◆ TO BE DONE
Find the word "grid" in the material below and gather every line that contains it.

[Records that describe figures]

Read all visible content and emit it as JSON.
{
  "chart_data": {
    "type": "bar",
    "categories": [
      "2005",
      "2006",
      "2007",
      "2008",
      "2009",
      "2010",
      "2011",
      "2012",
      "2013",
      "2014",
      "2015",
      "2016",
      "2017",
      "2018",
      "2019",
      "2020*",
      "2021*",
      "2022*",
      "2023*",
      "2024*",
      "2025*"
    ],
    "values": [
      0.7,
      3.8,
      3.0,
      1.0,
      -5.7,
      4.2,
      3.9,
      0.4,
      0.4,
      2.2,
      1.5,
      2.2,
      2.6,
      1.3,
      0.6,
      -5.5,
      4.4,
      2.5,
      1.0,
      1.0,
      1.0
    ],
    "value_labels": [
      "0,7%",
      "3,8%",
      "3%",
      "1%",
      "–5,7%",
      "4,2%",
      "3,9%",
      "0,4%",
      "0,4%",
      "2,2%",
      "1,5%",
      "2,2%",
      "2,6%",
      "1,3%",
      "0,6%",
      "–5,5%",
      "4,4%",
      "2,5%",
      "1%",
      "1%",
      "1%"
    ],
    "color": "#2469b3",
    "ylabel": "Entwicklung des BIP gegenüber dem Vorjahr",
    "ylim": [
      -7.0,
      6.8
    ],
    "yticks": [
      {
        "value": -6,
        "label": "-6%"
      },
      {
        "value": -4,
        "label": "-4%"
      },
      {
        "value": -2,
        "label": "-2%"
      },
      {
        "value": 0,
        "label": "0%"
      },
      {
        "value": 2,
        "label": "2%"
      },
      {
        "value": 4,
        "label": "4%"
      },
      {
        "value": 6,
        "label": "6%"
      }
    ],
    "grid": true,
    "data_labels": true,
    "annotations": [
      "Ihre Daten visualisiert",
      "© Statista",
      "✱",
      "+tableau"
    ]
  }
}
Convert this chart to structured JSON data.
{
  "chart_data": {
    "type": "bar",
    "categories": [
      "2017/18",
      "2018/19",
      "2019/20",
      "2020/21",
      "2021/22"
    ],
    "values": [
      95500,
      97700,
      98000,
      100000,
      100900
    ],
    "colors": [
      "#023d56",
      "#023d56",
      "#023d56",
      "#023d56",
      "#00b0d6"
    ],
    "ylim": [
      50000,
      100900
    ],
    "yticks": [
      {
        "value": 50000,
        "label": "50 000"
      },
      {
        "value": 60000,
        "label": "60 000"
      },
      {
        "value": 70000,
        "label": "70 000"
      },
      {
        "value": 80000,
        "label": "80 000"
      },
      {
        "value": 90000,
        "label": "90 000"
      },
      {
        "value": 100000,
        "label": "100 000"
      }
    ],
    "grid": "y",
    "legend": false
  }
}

--

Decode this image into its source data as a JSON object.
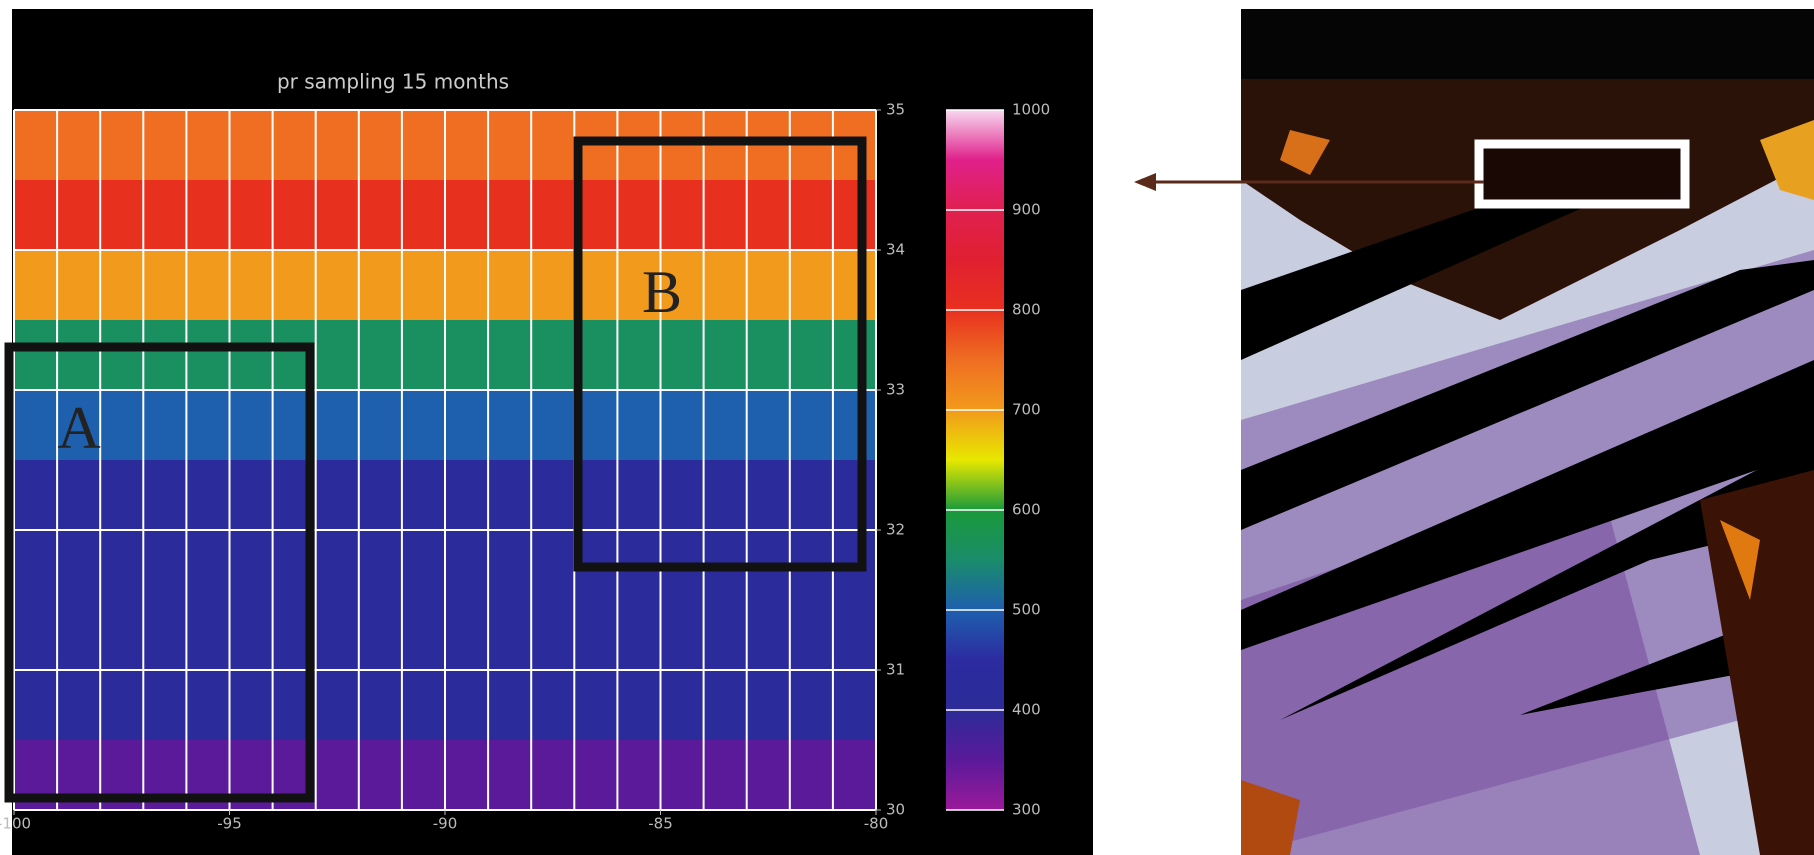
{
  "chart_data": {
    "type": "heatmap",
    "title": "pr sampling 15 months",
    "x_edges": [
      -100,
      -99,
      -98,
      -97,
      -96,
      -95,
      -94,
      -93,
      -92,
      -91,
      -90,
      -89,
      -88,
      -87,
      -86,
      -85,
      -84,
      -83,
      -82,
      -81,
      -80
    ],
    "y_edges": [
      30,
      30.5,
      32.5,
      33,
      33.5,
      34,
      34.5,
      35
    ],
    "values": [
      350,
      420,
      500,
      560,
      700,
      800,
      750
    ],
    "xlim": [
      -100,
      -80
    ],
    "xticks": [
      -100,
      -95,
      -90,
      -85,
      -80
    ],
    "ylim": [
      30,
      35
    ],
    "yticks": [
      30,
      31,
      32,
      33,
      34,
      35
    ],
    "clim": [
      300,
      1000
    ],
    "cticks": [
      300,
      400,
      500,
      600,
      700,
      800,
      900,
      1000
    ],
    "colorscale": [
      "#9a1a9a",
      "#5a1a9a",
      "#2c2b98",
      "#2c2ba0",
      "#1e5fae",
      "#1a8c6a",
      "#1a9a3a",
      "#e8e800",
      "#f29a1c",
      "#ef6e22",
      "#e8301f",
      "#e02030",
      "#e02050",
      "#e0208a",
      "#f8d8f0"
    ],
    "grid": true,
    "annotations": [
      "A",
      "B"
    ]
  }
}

...

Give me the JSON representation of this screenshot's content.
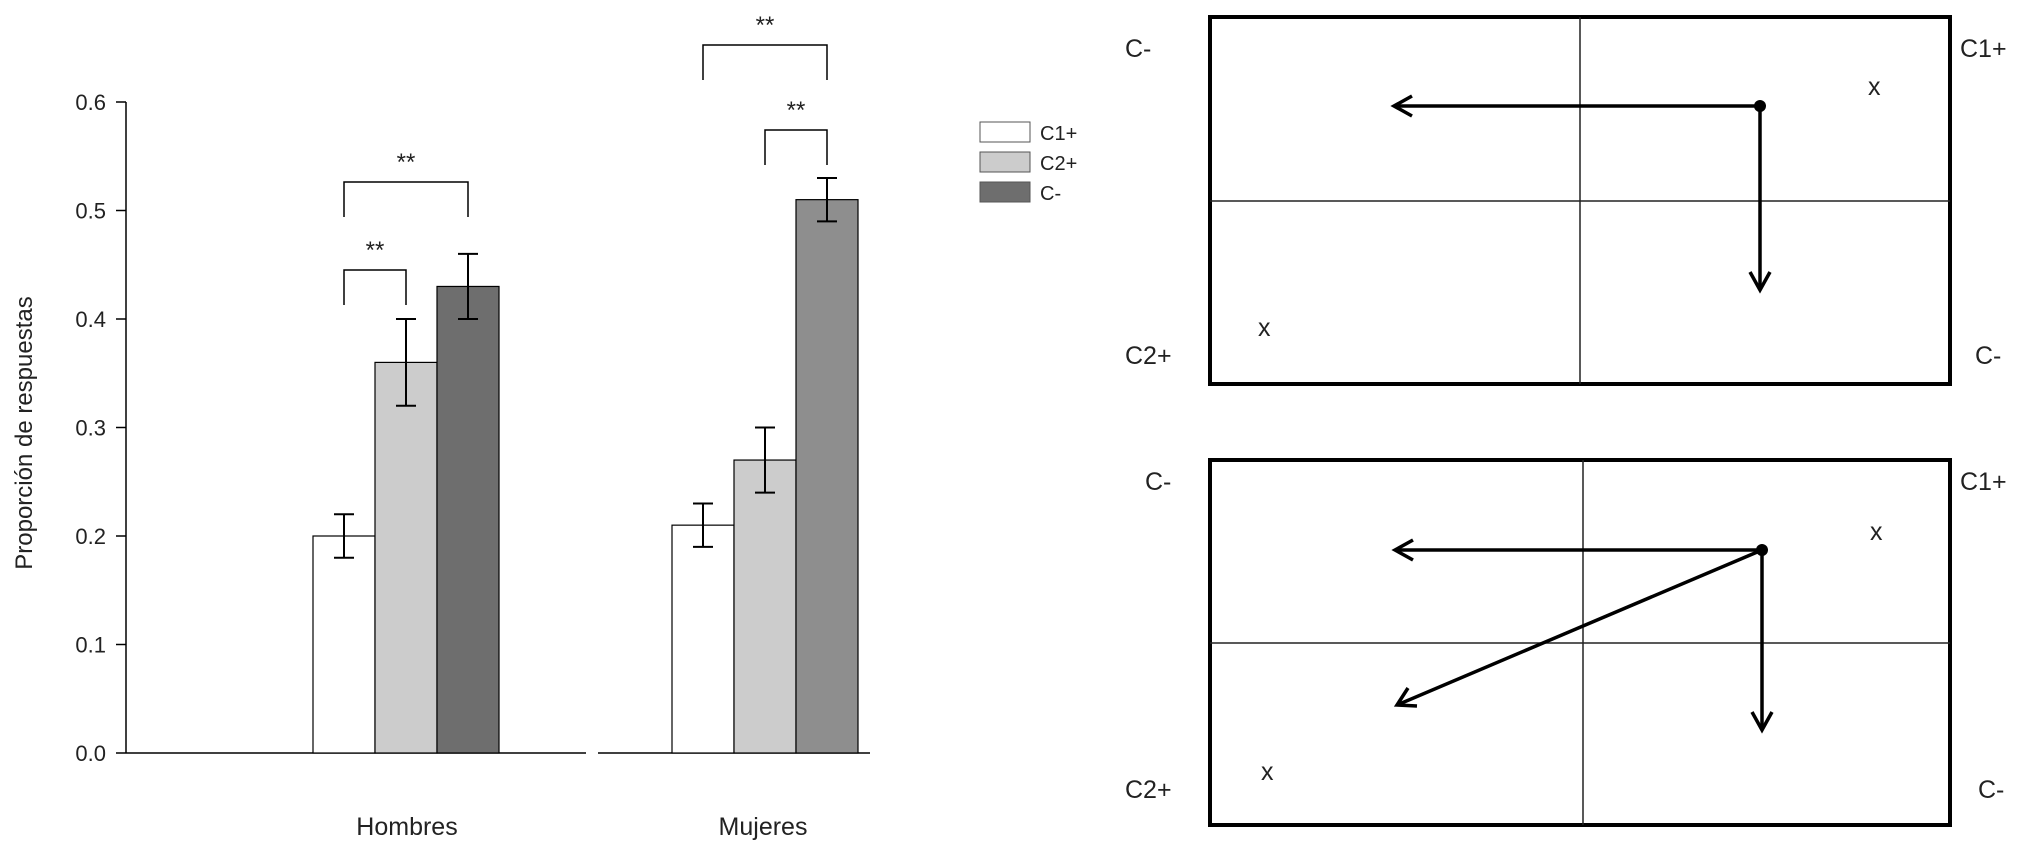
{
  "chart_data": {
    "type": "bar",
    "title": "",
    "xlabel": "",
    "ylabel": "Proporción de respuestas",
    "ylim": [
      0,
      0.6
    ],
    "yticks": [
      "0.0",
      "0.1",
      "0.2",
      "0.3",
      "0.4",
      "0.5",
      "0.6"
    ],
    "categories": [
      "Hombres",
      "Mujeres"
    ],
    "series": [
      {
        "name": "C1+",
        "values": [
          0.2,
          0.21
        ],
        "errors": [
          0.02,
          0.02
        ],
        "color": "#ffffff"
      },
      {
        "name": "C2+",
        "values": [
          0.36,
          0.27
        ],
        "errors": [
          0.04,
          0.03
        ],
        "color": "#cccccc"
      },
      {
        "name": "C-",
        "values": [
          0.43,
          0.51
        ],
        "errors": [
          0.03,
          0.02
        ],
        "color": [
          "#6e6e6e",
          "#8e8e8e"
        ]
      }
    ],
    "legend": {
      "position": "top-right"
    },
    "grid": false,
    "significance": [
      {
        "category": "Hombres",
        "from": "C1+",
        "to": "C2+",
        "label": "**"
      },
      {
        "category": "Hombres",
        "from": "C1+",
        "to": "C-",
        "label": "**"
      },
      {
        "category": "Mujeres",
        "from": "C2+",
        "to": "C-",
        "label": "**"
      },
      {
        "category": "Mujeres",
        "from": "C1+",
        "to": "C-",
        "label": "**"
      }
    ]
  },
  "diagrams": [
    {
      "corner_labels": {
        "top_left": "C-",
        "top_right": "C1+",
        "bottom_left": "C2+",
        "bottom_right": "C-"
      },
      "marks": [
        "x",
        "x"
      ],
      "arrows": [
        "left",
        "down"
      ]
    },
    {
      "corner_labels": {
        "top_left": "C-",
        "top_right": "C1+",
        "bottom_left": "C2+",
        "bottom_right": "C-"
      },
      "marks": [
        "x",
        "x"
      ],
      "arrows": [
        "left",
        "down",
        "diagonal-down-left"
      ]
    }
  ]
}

◆ TASK ANSWER
    "grid": true,
    "grid": "y",
    "grid": true,
    "grid": false,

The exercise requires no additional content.